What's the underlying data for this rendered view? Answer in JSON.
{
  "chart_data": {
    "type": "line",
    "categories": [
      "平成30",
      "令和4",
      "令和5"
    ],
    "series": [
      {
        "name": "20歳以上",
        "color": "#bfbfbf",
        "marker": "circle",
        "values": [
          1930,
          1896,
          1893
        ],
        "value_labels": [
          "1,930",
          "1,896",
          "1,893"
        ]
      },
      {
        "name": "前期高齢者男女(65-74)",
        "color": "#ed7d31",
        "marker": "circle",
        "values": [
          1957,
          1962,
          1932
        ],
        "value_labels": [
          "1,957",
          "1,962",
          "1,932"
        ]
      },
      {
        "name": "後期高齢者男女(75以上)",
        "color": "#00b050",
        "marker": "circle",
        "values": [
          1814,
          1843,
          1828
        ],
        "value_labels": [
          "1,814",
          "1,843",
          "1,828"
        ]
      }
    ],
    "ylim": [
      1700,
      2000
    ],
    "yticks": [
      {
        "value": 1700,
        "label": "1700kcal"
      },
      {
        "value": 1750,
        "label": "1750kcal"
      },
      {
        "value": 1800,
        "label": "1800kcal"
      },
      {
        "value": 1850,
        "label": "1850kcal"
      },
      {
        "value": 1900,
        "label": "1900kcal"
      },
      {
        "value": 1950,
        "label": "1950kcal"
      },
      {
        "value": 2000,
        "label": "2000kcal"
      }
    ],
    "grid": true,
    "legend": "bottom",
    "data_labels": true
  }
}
--------------------------------------------------
(INSTRUCTIONS TO FOLLOW):
Copy out the full set of records precisely, leaving nothing out.

(WRITTEN SOLUTION):
What's the underlying data for this rendered view? Answer in JSON.
{
  "chart_data": {
    "type": "line",
    "categories": [
      "平成30",
      "令和4",
      "令和5"
    ],
    "series": [
      {
        "name": "20歳以上",
        "color": "#bfbfbf",
        "marker": "circle",
        "values": [
          1930,
          1896,
          1893
        ],
        "value_labels": [
          "1,930",
          "1,896",
          "1,893"
        ]
      },
      {
        "name": "前期高齢者男女(65-74)",
        "color": "#ed7d31",
        "marker": "circle",
        "values": [
          1957,
          1962,
          1932
        ],
        "value_labels": [
          "1,957",
          "1,962",
          "1,932"
        ]
      },
      {
        "name": "後期高齢者男女(75以上)",
        "color": "#00b050",
        "marker": "circle",
        "values": [
          1814,
          1843,
          1828
        ],
        "value_labels": [
          "1,814",
          "1,843",
          "1,828"
        ]
      }
    ],
    "ylim": [
      1700,
      2000
    ],
    "yticks": [
      {
        "value": 1700,
        "label": "1700kcal"
      },
      {
        "value": 1750,
        "label": "1750kcal"
      },
      {
        "value": 1800,
        "label": "1800kcal"
      },
      {
        "value": 1850,
        "label": "1850kcal"
      },
      {
        "value": 1900,
        "label": "1900kcal"
      },
      {
        "value": 1950,
        "label": "1950kcal"
      },
      {
        "value": 2000,
        "label": "2000kcal"
      }
    ],
    "grid": true,
    "legend": "bottom",
    "data_labels": true
  }
}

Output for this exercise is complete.